------ Data in this exercise

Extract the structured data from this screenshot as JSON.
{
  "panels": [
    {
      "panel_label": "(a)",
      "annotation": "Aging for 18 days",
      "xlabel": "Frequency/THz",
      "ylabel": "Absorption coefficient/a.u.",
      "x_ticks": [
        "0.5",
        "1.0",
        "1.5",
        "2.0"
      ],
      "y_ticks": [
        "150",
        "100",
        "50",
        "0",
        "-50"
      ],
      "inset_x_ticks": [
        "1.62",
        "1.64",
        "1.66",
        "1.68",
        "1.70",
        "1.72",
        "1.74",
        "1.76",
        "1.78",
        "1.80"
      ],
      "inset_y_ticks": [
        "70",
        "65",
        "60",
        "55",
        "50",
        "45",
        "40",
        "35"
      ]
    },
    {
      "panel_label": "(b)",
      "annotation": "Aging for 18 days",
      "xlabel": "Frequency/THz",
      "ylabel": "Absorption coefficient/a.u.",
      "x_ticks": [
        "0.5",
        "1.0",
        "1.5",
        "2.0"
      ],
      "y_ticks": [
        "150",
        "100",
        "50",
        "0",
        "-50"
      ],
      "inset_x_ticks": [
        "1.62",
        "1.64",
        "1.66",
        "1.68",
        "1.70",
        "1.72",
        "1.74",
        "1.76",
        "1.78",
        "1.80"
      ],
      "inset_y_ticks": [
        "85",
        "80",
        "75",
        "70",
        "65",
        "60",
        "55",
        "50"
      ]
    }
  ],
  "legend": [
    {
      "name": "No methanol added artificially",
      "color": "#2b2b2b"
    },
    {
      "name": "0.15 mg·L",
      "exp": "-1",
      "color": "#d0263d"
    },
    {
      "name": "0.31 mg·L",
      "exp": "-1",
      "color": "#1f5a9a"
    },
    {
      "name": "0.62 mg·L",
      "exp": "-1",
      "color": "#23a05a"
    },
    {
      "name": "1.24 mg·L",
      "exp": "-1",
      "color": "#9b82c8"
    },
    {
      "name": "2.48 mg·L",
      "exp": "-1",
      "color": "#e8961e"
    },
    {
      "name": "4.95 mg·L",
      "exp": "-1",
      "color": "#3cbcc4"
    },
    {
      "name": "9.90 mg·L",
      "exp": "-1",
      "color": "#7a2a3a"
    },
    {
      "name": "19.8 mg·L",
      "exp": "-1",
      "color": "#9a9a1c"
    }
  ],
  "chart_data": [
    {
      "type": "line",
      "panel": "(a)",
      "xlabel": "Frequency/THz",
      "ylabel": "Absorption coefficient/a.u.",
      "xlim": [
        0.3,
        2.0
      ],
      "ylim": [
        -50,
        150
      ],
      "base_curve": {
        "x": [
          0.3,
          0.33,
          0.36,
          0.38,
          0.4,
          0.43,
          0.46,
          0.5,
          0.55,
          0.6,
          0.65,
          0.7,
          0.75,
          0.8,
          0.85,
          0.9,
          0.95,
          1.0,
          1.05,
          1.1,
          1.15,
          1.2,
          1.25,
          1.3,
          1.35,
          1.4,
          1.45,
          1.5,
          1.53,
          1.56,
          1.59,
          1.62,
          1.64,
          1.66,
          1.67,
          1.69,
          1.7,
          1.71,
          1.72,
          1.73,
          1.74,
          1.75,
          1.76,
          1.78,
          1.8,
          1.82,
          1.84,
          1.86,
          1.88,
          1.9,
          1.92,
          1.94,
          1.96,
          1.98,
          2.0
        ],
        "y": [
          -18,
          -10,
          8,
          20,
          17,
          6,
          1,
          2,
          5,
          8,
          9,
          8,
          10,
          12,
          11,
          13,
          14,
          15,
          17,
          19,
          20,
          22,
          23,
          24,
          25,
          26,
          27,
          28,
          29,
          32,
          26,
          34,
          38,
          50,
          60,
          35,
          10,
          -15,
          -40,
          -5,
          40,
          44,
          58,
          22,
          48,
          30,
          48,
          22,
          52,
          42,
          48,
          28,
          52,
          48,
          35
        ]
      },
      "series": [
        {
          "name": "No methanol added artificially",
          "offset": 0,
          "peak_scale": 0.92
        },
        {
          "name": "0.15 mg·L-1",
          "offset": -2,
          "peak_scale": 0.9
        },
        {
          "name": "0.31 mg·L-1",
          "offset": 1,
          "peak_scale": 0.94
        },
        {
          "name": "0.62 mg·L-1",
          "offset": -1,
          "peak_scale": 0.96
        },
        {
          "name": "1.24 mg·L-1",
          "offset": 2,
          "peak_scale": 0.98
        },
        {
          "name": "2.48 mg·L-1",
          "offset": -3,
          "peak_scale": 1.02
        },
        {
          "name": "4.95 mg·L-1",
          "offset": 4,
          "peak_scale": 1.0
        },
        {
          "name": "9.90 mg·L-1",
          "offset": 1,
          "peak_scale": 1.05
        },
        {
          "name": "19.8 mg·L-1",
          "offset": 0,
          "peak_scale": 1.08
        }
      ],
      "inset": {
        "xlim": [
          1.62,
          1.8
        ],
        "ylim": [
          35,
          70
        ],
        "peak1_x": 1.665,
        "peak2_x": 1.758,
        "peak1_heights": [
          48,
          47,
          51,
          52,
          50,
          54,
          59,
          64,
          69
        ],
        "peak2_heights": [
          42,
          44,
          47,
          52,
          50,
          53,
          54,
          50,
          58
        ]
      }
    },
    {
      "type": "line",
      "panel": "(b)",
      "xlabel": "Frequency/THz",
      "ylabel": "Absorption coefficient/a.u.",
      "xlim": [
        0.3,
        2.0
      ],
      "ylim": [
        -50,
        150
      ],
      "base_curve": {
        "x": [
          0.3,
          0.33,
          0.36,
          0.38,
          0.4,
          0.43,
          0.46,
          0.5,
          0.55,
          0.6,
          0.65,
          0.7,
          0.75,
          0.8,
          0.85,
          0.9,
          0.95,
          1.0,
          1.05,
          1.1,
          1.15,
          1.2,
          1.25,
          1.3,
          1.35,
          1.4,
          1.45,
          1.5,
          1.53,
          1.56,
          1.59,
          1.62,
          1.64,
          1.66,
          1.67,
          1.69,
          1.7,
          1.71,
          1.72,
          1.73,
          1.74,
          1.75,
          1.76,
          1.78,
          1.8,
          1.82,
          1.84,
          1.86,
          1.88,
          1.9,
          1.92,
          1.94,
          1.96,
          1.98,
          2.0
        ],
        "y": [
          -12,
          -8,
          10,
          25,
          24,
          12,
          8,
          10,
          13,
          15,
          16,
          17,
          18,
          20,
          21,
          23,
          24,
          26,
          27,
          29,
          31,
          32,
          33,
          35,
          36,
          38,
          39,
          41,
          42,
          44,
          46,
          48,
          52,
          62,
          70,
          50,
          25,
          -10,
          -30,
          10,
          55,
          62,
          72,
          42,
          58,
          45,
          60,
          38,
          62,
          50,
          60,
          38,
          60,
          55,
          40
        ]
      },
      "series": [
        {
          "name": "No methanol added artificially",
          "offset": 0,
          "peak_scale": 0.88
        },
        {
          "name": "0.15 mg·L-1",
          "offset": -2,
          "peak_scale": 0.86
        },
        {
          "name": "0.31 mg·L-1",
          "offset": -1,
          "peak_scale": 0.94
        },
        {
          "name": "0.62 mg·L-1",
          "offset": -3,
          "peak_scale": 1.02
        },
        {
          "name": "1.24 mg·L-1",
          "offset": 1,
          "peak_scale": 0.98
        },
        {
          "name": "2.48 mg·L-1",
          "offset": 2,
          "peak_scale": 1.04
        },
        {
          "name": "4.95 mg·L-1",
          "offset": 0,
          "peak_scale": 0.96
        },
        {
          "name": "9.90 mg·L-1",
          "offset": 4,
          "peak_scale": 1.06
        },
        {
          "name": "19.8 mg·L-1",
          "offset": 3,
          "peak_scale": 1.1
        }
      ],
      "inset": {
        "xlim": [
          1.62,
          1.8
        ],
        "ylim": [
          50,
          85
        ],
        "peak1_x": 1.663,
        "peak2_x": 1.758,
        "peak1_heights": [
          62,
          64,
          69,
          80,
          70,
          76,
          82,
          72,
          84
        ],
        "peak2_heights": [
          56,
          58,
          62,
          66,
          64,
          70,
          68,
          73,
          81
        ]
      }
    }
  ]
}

------------

## [Problem to work on]
Note every line above where the string "color" shows up, and copy those lines.

## [Final result]
      "color": "#2b2b2b"
      "color": "#d0263d"
      "color": "#1f5a9a"
      "color": "#23a05a"
      "color": "#9b82c8"
      "color": "#e8961e"
      "color": "#3cbcc4"
      "color": "#7a2a3a"
      "color": "#9a9a1c"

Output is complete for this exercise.